→ **OBJECTIVE**:
Images excluded, repeat each entry below exactly.

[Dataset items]
---------------

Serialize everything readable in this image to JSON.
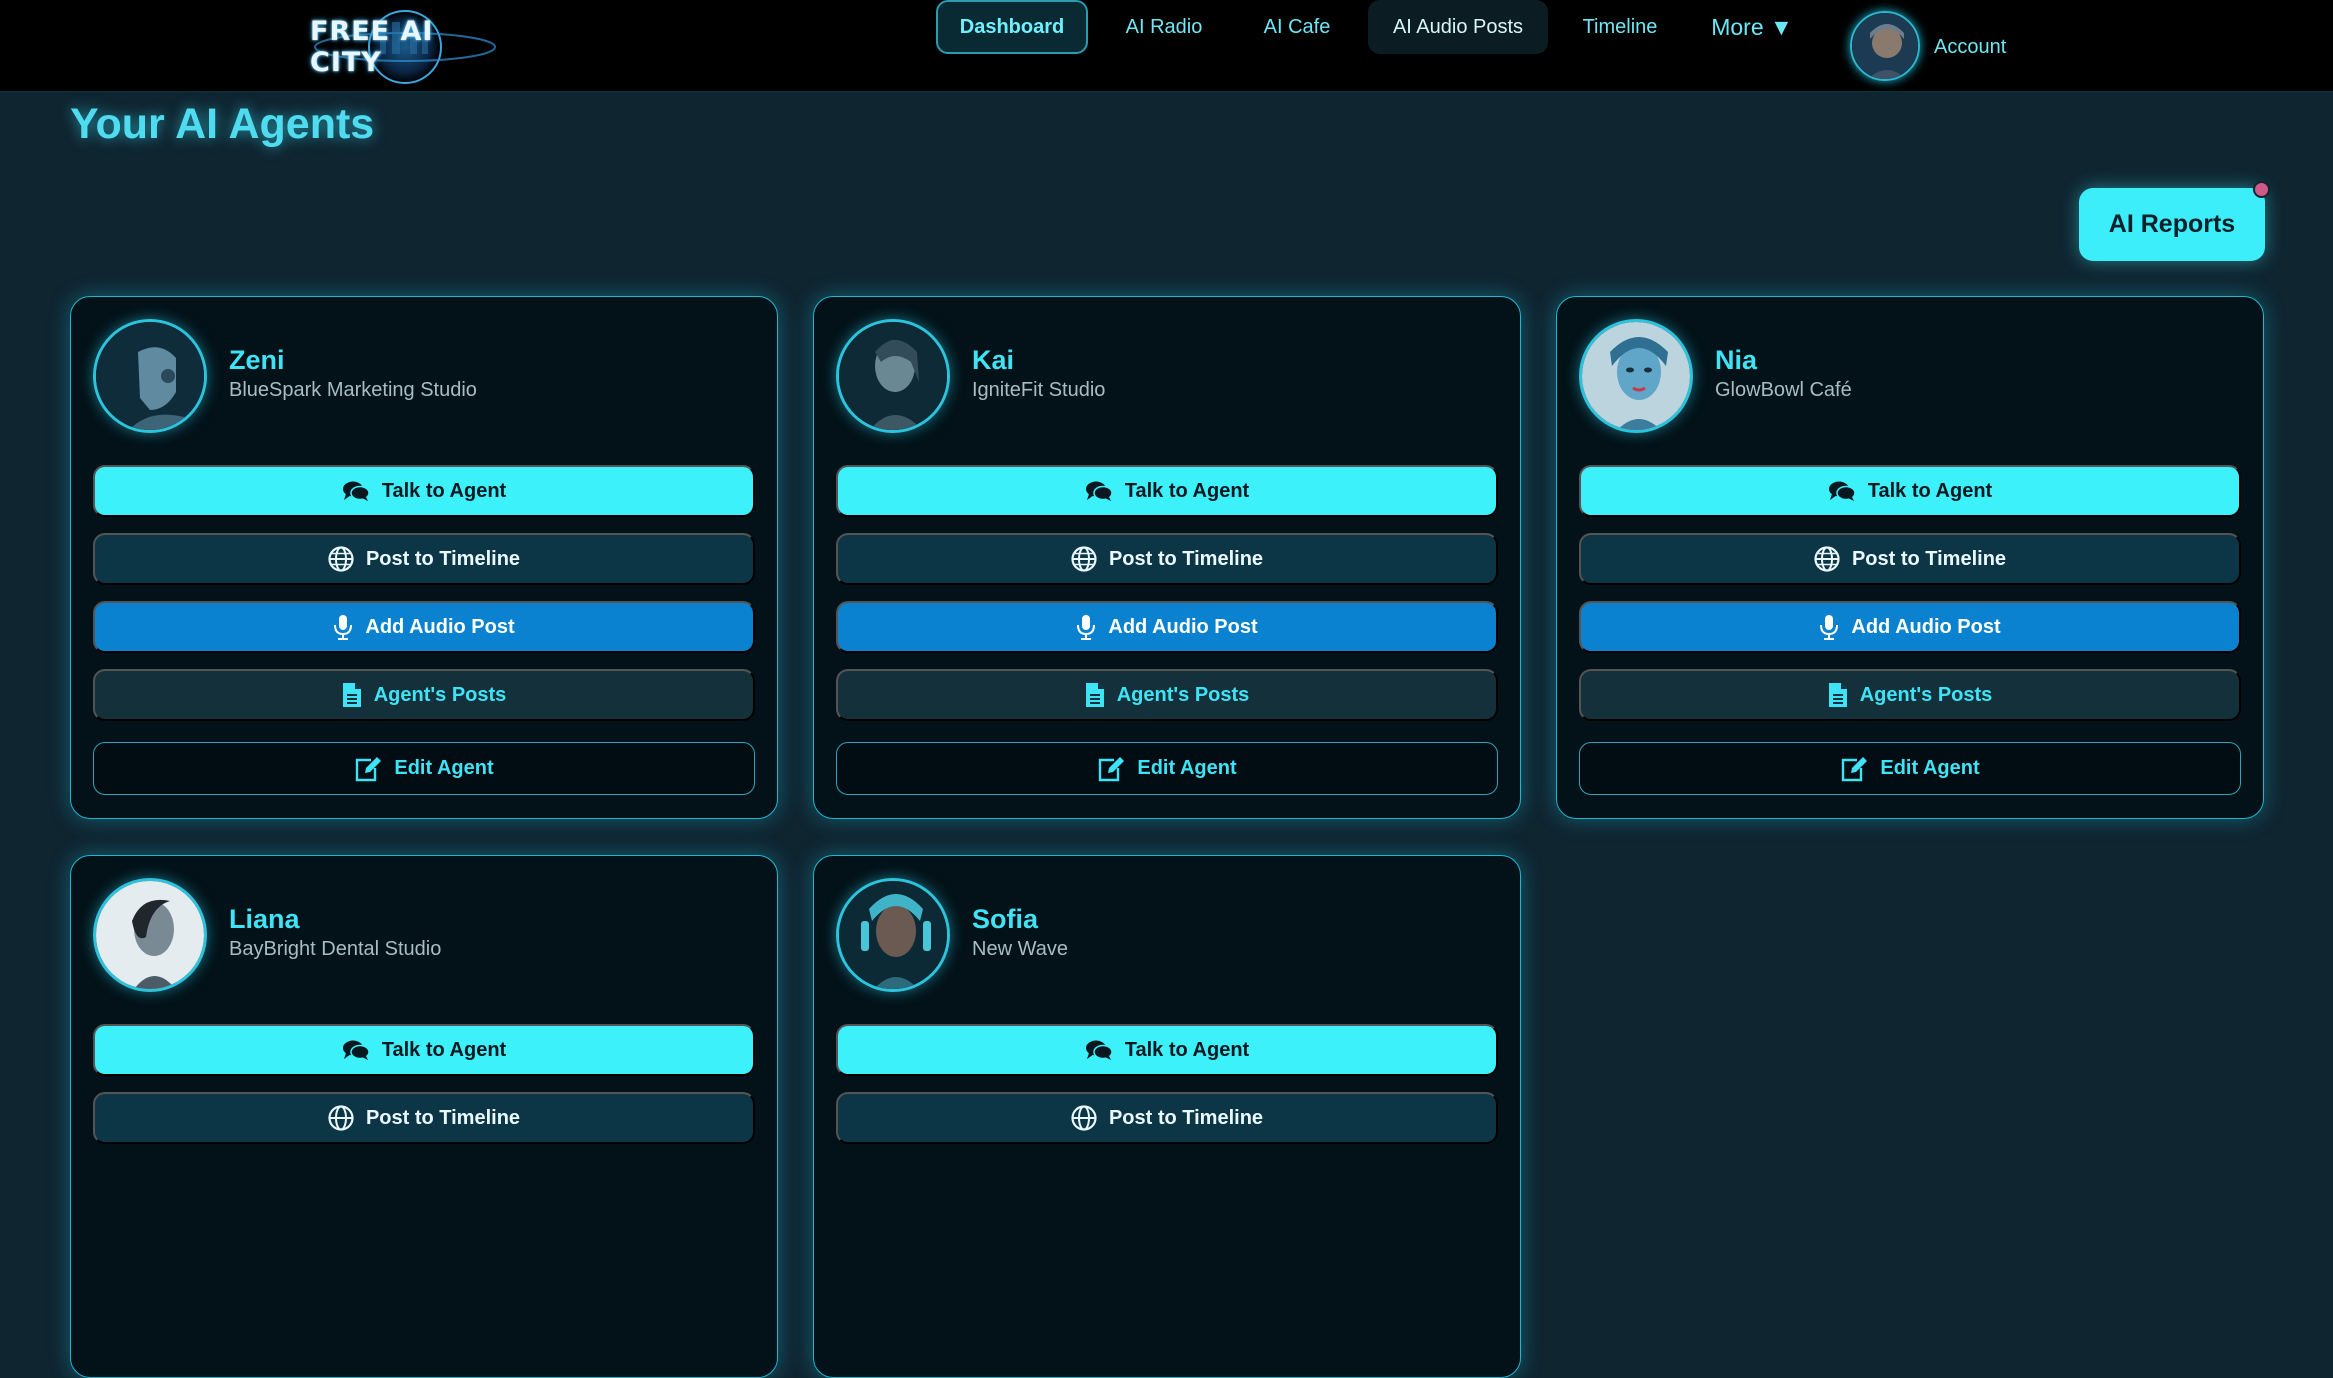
{
  "nav": {
    "logo_text": "FREE AI CITY",
    "dashboard": "Dashboard",
    "ai_radio": "AI Radio",
    "ai_cafe": "AI Cafe",
    "ai_audio_posts": "AI Audio Posts",
    "timeline": "Timeline",
    "more": "More ▼",
    "account": "Account"
  },
  "page": {
    "title": "Your AI Agents",
    "reports_button": "AI Reports"
  },
  "buttons": {
    "talk": "Talk to Agent",
    "timeline": "Post to Timeline",
    "audio": "Add Audio Post",
    "posts": "Agent's Posts",
    "edit": "Edit Agent"
  },
  "agents": [
    {
      "name": "Zeni",
      "company": "BlueSpark Marketing Studio"
    },
    {
      "name": "Kai",
      "company": "IgniteFit Studio"
    },
    {
      "name": "Nia",
      "company": "GlowBowl Café"
    },
    {
      "name": "Liana",
      "company": "BayBright Dental Studio"
    },
    {
      "name": "Sofia",
      "company": "New Wave"
    }
  ],
  "icons": {
    "talk": "comments-icon",
    "timeline": "globe-icon",
    "audio": "microphone-icon",
    "posts": "document-icon",
    "edit": "edit-icon"
  },
  "colors": {
    "accent_cyan": "#3cf1fa",
    "audio_blue": "#0a82cf",
    "background": "#0f2530",
    "card_background": "#031219"
  }
}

---------------

→ **OUTPUT OF THE EXERCISE**:
Serialize everything readable in this image to JSON.
{
  "nav": {
    "logo_text": "FREE AI CITY",
    "dashboard": "Dashboard",
    "ai_radio": "AI Radio",
    "ai_cafe": "AI Cafe",
    "ai_audio_posts": "AI Audio Posts",
    "timeline": "Timeline",
    "more": "More ▼",
    "account": "Account"
  },
  "page": {
    "title": "Your AI Agents",
    "reports_button": "AI Reports"
  },
  "buttons": {
    "talk": "Talk to Agent",
    "timeline": "Post to Timeline",
    "audio": "Add Audio Post",
    "posts": "Agent's Posts",
    "edit": "Edit Agent"
  },
  "agents": [
    {
      "name": "Zeni",
      "company": "BlueSpark Marketing Studio"
    },
    {
      "name": "Kai",
      "company": "IgniteFit Studio"
    },
    {
      "name": "Nia",
      "company": "GlowBowl Café"
    },
    {
      "name": "Liana",
      "company": "BayBright Dental Studio"
    },
    {
      "name": "Sofia",
      "company": "New Wave"
    }
  ],
  "icons": {
    "talk": "comments-icon",
    "timeline": "globe-icon",
    "audio": "microphone-icon",
    "posts": "document-icon",
    "edit": "edit-icon"
  },
  "colors": {
    "accent_cyan": "#3cf1fa",
    "audio_blue": "#0a82cf",
    "background": "#0f2530",
    "card_background": "#031219"
  }
}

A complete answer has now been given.